## Problem description
Return every entry exactly.
══ Materials provided
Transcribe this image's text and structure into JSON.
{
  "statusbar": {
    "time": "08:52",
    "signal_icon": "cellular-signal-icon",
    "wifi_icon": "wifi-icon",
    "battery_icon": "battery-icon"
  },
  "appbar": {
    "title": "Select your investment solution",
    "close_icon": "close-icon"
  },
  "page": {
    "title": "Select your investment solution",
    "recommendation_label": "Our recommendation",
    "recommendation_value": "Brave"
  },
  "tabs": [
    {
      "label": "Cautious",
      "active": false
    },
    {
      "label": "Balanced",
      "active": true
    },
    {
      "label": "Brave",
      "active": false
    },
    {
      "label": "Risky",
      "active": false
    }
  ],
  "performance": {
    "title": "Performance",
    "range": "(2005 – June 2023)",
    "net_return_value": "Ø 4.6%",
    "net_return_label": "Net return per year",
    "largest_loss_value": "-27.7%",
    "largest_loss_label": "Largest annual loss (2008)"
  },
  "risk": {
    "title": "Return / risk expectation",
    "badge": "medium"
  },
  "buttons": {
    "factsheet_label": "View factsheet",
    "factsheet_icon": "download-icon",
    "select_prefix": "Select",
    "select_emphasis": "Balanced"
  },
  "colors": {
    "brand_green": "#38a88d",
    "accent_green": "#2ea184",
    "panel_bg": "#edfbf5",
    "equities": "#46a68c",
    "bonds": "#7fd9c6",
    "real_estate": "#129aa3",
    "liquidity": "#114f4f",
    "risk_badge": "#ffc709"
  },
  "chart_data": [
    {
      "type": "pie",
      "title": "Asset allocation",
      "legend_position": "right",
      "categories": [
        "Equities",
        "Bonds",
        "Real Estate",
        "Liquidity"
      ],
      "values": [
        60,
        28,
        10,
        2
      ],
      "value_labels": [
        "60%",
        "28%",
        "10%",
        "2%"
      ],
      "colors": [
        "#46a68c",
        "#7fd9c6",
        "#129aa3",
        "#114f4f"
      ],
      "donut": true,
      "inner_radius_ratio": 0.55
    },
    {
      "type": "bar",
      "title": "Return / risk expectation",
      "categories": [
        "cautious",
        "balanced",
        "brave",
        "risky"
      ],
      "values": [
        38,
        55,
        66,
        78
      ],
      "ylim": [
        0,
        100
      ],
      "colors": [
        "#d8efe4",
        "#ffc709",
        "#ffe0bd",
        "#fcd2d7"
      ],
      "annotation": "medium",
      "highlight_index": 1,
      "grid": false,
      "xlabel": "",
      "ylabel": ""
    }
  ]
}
════
## Solution for this task
Transcribe this image's text and structure into JSON.
{
  "statusbar": {
    "time": "08:52",
    "signal_icon": "cellular-signal-icon",
    "wifi_icon": "wifi-icon",
    "battery_icon": "battery-icon"
  },
  "appbar": {
    "title": "Select your investment solution",
    "close_icon": "close-icon"
  },
  "page": {
    "title": "Select your investment solution",
    "recommendation_label": "Our recommendation",
    "recommendation_value": "Brave"
  },
  "tabs": [
    {
      "label": "Cautious",
      "active": false
    },
    {
      "label": "Balanced",
      "active": true
    },
    {
      "label": "Brave",
      "active": false
    },
    {
      "label": "Risky",
      "active": false
    }
  ],
  "performance": {
    "title": "Performance",
    "range": "(2005 – June 2023)",
    "net_return_value": "Ø 4.6%",
    "net_return_label": "Net return per year",
    "largest_loss_value": "-27.7%",
    "largest_loss_label": "Largest annual loss (2008)"
  },
  "risk": {
    "title": "Return / risk expectation",
    "badge": "medium"
  },
  "buttons": {
    "factsheet_label": "View factsheet",
    "factsheet_icon": "download-icon",
    "select_prefix": "Select",
    "select_emphasis": "Balanced"
  },
  "colors": {
    "brand_green": "#38a88d",
    "accent_green": "#2ea184",
    "panel_bg": "#edfbf5",
    "equities": "#46a68c",
    "bonds": "#7fd9c6",
    "real_estate": "#129aa3",
    "liquidity": "#114f4f",
    "risk_badge": "#ffc709"
  },
  "chart_data": [
    {
      "type": "pie",
      "title": "Asset allocation",
      "legend_position": "right",
      "categories": [
        "Equities",
        "Bonds",
        "Real Estate",
        "Liquidity"
      ],
      "values": [
        60,
        28,
        10,
        2
      ],
      "value_labels": [
        "60%",
        "28%",
        "10%",
        "2%"
      ],
      "colors": [
        "#46a68c",
        "#7fd9c6",
        "#129aa3",
        "#114f4f"
      ],
      "donut": true,
      "inner_radius_ratio": 0.55
    },
    {
      "type": "bar",
      "title": "Return / risk expectation",
      "categories": [
        "cautious",
        "balanced",
        "brave",
        "risky"
      ],
      "values": [
        38,
        55,
        66,
        78
      ],
      "ylim": [
        0,
        100
      ],
      "colors": [
        "#d8efe4",
        "#ffc709",
        "#ffe0bd",
        "#fcd2d7"
      ],
      "annotation": "medium",
      "highlight_index": 1,
      "grid": false,
      "xlabel": "",
      "ylabel": ""
    }
  ]
}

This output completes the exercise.